• Written request A: Set down the portion of the Scirocco forum thread between "It seems that VW wants" and "(Apr 3, 2003)", inclusive.
• Written request B: In the Scirocco forum thread, what price range does vr6gtispeed give for the competing cars, based on Motor Trend's web site?

• Source extract:

[start]

If the new R came out in a 6 spd i would have traded my car in for it also it was a big disappointment to me and im sure a lot of other enthusiest. There should be a option of either a DSG or 6 spd 
Sorry im kind of all over the place with this and im sure VWoA isnt listening but oh well just a opinion







http://****************.com/smile/emthup.gif







http://****************.com/smile/emgift.gif


----------



## VLKWGN (Jul 11, 2006)

*Re: Volkswagen Scirocco Studie R (VLKWGN)*

and why cant i say bull sht but i can say ass


----------



## gti dreamn (May 18, 2002)

*Re: Volkswagen Scirocco Studie R (VwguyGTI)*


_Quote, originally posted by *VwguyGTI* »_Looks really good... I as well would be all over it if they made it with awd

why does every "uber" car VW makes/displays have to have AWD (







)
The new 370Z doesn't have AWD, neither does the S2000, Miata, and they seem to do just fine. Granted that is a RWD -> FWD comparison, but AWD is not the end all, be all to making a great car. I guess I could include the Mini Cooper S too.
Yes, I will agree that AWD does provide an advantage to better handling and road grip, but it isn't the only thing that makes a great car great.
Putting a good suspension on the Scirocco with the LSD, would be just as affective as having an AWD set up, yet it would keep weight down leading to other benefits.
VW has put themselves in a pickle with this car. It is supposed to be better than a GTI, but not as good as the R32, and not steal sales from either...but as we can see, that won't be the case.
It seems that VW wants their cake and eat it too, along with some pie.
I guess it is time for hte R36 and forget how it will affect Audi sales. In any case, it seems that VWs are getting more and more expensive and I know for a fact, *that is not what the people want.*




_Modified by gti dreamn at 11:46 AM 12-14-2008_


----------



## vr6gtispeed (Apr 3, 2003)

*Re: Volkswagen Scirocco Studie R (VLKWGN)*

If the Scirocco is in the low to mid $30s, there are a few cars it has to compete with. The new 370Z, G37, 135i, STi, EVO, Audi A3 V6 AWD, Audi TT, Saturn Sky Red Line, Honda S2000, RX-8. All these car are in the $30k to $40k range based on Motor Trend's web site. I hope the Scirocco can hold up to these cars when/if it gets here.


----------



## macosxuser (Jul 26, 2007)

*Re: (Teedubya)*

No AWD would be a deal killer for me at that price. I'd rather go with an A3 2.0T 6 speed. DSG is OK, but I prefer 6 speed.


----------



## patricio (Nov 17, 2004)

[end]

• Record set:
[start]

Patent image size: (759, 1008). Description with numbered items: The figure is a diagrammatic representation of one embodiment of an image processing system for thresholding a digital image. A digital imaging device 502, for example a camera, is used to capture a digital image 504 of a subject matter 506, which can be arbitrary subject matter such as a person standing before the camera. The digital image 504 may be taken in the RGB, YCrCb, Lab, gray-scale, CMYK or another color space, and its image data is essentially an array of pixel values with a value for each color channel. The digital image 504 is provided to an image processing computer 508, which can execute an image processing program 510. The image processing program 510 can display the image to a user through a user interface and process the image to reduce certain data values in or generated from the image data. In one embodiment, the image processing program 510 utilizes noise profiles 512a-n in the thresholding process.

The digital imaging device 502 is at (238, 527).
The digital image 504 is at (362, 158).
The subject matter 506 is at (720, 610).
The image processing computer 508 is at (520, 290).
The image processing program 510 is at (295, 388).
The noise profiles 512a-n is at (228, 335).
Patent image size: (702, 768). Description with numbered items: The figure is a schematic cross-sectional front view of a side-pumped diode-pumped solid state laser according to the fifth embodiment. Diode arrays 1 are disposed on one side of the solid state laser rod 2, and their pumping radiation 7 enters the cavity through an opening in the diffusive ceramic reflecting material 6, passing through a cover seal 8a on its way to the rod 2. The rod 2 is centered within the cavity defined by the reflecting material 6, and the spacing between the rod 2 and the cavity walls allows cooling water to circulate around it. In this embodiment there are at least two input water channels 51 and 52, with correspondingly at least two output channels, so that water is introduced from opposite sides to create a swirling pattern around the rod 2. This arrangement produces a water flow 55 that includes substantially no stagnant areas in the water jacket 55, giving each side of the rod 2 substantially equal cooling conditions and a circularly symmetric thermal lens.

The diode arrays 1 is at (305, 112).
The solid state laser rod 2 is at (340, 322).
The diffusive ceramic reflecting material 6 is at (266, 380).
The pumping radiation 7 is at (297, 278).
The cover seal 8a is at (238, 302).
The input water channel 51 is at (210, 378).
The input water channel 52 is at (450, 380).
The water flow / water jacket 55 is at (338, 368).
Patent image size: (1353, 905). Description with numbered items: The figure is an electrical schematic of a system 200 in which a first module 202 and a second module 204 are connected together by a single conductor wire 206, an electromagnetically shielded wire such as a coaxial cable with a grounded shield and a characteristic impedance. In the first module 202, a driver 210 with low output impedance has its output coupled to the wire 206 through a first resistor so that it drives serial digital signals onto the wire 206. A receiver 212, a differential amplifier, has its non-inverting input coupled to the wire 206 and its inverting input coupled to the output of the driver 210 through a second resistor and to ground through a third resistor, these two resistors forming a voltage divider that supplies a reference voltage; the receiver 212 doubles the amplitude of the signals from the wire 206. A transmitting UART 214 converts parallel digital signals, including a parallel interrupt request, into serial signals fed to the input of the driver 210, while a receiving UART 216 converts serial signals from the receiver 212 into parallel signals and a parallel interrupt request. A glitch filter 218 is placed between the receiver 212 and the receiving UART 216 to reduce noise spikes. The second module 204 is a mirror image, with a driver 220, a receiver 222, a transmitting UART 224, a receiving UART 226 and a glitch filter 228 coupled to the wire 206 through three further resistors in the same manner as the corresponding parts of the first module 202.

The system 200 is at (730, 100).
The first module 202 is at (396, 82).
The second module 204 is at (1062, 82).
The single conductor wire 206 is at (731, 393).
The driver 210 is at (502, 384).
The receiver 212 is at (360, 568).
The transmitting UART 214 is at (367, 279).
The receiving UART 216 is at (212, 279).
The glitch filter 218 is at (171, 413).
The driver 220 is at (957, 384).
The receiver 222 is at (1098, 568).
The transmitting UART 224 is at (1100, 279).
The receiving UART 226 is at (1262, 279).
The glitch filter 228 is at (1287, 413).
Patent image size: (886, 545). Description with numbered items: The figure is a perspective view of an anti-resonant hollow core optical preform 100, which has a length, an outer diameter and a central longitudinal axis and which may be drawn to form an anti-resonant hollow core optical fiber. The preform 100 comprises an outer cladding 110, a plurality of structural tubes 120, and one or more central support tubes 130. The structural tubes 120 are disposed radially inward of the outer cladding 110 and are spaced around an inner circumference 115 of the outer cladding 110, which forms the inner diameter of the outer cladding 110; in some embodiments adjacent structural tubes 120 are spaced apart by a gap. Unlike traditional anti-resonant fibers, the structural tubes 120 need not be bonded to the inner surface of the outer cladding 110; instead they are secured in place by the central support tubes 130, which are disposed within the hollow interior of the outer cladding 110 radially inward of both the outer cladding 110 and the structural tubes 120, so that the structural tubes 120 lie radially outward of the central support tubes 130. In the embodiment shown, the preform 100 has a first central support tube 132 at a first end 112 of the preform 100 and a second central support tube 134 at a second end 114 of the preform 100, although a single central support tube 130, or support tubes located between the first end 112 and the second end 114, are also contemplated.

[end]

• Output A:
It seems that VW wants their cake and eat it too, along with some pie.
I guess it is time for hte R36 and forget how it will affect Audi sales. In any case, it seems that VWs are getting more and more expensive and I know for a fact, *that is not what the people want.*




_Modified by gti dreamn at 11:46 AM 12-14-2008_


----------



## vr6gtispeed (Apr 3, 2003)

• Output B: The $30k to $40k range.